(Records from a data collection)
■ ■ ■ ■ ■

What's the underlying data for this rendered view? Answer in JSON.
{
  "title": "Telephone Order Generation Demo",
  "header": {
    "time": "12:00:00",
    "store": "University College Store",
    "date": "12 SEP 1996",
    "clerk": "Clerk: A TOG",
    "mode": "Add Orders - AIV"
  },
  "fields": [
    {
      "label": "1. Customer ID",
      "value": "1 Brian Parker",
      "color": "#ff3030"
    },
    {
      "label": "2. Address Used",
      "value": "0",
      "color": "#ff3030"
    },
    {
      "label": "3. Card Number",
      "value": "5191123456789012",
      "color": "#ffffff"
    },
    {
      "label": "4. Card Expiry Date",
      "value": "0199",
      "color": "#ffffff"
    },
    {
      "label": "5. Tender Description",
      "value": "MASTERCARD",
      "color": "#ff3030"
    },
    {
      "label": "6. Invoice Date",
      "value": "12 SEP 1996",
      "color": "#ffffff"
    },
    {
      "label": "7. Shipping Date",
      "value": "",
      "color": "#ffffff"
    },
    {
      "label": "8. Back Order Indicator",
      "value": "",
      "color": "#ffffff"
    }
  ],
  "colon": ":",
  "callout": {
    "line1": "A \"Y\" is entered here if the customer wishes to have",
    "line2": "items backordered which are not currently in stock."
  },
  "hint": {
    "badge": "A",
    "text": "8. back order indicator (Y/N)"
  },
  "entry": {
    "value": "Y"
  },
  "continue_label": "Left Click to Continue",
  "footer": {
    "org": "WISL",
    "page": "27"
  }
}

■ ■ ■ ■ ■

● **Work required**
Return all of the entries exactly as they were supplied.

● **Response**
What's the underlying data for this rendered view? Answer in JSON.
{
  "title": "Telephone Order Generation Demo",
  "header": {
    "time": "12:00:00",
    "store": "University College Store",
    "date": "12 SEP 1996",
    "clerk": "Clerk: A TOG",
    "mode": "Add Orders - AIV"
  },
  "fields": [
    {
      "label": "1. Customer ID",
      "value": "1 Brian Parker",
      "color": "#ff3030"
    },
    {
      "label": "2. Address Used",
      "value": "0",
      "color": "#ff3030"
    },
    {
      "label": "3. Card Number",
      "value": "5191123456789012",
      "color": "#ffffff"
    },
    {
      "label": "4. Card Expiry Date",
      "value": "0199",
      "color": "#ffffff"
    },
    {
      "label": "5. Tender Description",
      "value": "MASTERCARD",
      "color": "#ff3030"
    },
    {
      "label": "6. Invoice Date",
      "value": "12 SEP 1996",
      "color": "#ffffff"
    },
    {
      "label": "7. Shipping Date",
      "value": "",
      "color": "#ffffff"
    },
    {
      "label": "8. Back Order Indicator",
      "value": "",
      "color": "#ffffff"
    }
  ],
  "colon": ":",
  "callout": {
    "line1": "A \"Y\" is entered here if the customer wishes to have",
    "line2": "items backordered which are not currently in stock."
  },
  "hint": {
    "badge": "A",
    "text": "8. back order indicator (Y/N)"
  },
  "entry": {
    "value": "Y"
  },
  "continue_label": "Left Click to Continue",
  "footer": {
    "org": "WISL",
    "page": "27"
  }
}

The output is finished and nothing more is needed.